■ Exercise prompt
Give a verbatim quotation of every record.

■ Given records
----

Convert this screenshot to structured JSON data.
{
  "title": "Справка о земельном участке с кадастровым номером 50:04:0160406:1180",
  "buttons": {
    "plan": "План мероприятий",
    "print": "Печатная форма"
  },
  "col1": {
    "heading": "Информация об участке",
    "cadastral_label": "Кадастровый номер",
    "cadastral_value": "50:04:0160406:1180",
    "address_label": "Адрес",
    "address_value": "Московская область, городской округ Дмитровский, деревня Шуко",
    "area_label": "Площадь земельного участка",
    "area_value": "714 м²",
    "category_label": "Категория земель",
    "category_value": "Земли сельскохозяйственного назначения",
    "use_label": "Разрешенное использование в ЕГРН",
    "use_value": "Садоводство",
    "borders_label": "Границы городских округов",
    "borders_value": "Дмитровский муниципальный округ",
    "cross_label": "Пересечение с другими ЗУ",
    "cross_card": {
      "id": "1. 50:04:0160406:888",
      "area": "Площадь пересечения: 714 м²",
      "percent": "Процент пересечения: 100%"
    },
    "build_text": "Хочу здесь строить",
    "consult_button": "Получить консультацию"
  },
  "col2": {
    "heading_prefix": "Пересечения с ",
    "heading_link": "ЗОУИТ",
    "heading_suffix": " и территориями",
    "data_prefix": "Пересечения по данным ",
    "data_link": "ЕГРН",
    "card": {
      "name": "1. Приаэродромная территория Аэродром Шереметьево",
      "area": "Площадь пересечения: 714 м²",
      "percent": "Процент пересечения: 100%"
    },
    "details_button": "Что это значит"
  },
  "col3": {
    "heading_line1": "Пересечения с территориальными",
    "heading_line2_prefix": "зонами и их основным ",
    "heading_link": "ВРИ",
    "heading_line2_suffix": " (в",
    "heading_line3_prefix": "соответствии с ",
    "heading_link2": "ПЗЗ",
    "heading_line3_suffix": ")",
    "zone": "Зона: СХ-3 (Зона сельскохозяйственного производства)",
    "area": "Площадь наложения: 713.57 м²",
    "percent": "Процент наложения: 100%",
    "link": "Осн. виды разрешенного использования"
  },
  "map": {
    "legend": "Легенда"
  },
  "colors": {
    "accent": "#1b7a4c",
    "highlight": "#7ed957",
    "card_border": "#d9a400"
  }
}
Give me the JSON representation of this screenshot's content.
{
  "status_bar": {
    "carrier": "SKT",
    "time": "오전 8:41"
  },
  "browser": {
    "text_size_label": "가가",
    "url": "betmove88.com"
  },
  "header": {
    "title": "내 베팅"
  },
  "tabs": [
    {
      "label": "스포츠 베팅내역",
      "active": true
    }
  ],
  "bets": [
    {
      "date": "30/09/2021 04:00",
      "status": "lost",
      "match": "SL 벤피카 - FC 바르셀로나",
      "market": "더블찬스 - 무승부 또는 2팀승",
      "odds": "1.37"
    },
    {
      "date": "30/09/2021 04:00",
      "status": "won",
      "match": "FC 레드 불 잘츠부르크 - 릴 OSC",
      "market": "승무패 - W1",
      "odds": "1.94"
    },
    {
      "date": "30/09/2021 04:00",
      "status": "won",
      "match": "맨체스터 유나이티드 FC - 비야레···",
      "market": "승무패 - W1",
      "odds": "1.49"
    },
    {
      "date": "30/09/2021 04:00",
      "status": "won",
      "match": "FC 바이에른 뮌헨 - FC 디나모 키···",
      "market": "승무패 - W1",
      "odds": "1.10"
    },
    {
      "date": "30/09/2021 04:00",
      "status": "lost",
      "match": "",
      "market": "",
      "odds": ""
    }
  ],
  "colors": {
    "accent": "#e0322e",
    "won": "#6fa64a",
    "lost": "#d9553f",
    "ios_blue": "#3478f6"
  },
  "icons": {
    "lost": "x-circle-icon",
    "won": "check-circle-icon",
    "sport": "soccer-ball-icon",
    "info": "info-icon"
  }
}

----

■ Reply
Convert this screenshot to structured JSON data.
{
  "title": "Справка о земельном участке с кадастровым номером 50:04:0160406:1180",
  "buttons": {
    "plan": "План мероприятий",
    "print": "Печатная форма"
  },
  "col1": {
    "heading": "Информация об участке",
    "cadastral_label": "Кадастровый номер",
    "cadastral_value": "50:04:0160406:1180",
    "address_label": "Адрес",
    "address_value": "Московская область, городской округ Дмитровский, деревня Шуко",
    "area_label": "Площадь земельного участка",
    "area_value": "714 м²",
    "category_label": "Категория земель",
    "category_value": "Земли сельскохозяйственного назначения",
    "use_label": "Разрешенное использование в ЕГРН",
    "use_value": "Садоводство",
    "borders_label": "Границы городских округов",
    "borders_value": "Дмитровский муниципальный округ",
    "cross_label": "Пересечение с другими ЗУ",
    "cross_card": {
      "id": "1. 50:04:0160406:888",
      "area": "Площадь пересечения: 714 м²",
      "percent": "Процент пересечения: 100%"
    },
    "build_text": "Хочу здесь строить",
    "consult_button": "Получить консультацию"
  },
  "col2": {
    "heading_prefix": "Пересечения с ",
    "heading_link": "ЗОУИТ",
    "heading_suffix": " и территориями",
    "data_prefix": "Пересечения по данным ",
    "data_link": "ЕГРН",
    "card": {
      "name": "1. Приаэродромная территория Аэродром Шереметьево",
      "area": "Площадь пересечения: 714 м²",
      "percent": "Процент пересечения: 100%"
    },
    "details_button": "Что это значит"
  },
  "col3": {
    "heading_line1": "Пересечения с территориальными",
    "heading_line2_prefix": "зонами и их основным ",
    "heading_link": "ВРИ",
    "heading_line2_suffix": " (в",
    "heading_line3_prefix": "соответствии с ",
    "heading_link2": "ПЗЗ",
    "heading_line3_suffix": ")",
    "zone": "Зона: СХ-3 (Зона сельскохозяйственного производства)",
    "area": "Площадь наложения: 713.57 м²",
    "percent": "Процент наложения: 100%",
    "link": "Осн. виды разрешенного использования"
  },
  "map": {
    "legend": "Легенда"
  },
  "colors": {
    "accent": "#1b7a4c",
    "highlight": "#7ed957",
    "card_border": "#d9a400"
  }
}
Give me the JSON representation of this screenshot's content.
{
  "status_bar": {
    "carrier": "SKT",
    "time": "오전 8:41"
  },
  "browser": {
    "text_size_label": "가가",
    "url": "betmove88.com"
  },
  "header": {
    "title": "내 베팅"
  },
  "tabs": [
    {
      "label": "스포츠 베팅내역",
      "active": true
    }
  ],
  "bets": [
    {
      "date": "30/09/2021 04:00",
      "status": "lost",
      "match": "SL 벤피카 - FC 바르셀로나",
      "market": "더블찬스 - 무승부 또는 2팀승",
      "odds": "1.37"
    },
    {
      "date": "30/09/2021 04:00",
      "status": "won",
      "match": "FC 레드 불 잘츠부르크 - 릴 OSC",
      "market": "승무패 - W1",
      "odds": "1.94"
    },
    {
      "date": "30/09/2021 04:00",
      "status": "won",
      "match": "맨체스터 유나이티드 FC - 비야레···",
      "market": "승무패 - W1",
      "odds": "1.49"
    },
    {
      "date": "30/09/2021 04:00",
      "status": "won",
      "match": "FC 바이에른 뮌헨 - FC 디나모 키···",
      "market": "승무패 - W1",
      "odds": "1.10"
    },
    {
      "date": "30/09/2021 04:00",
      "status": "lost",
      "match": "",
      "market": "",
      "odds": ""
    }
  ],
  "colors": {
    "accent": "#e0322e",
    "won": "#6fa64a",
    "lost": "#d9553f",
    "ios_blue": "#3478f6"
  },
  "icons": {
    "lost": "x-circle-icon",
    "won": "check-circle-icon",
    "sport": "soccer-ball-icon",
    "info": "info-icon"
  }
}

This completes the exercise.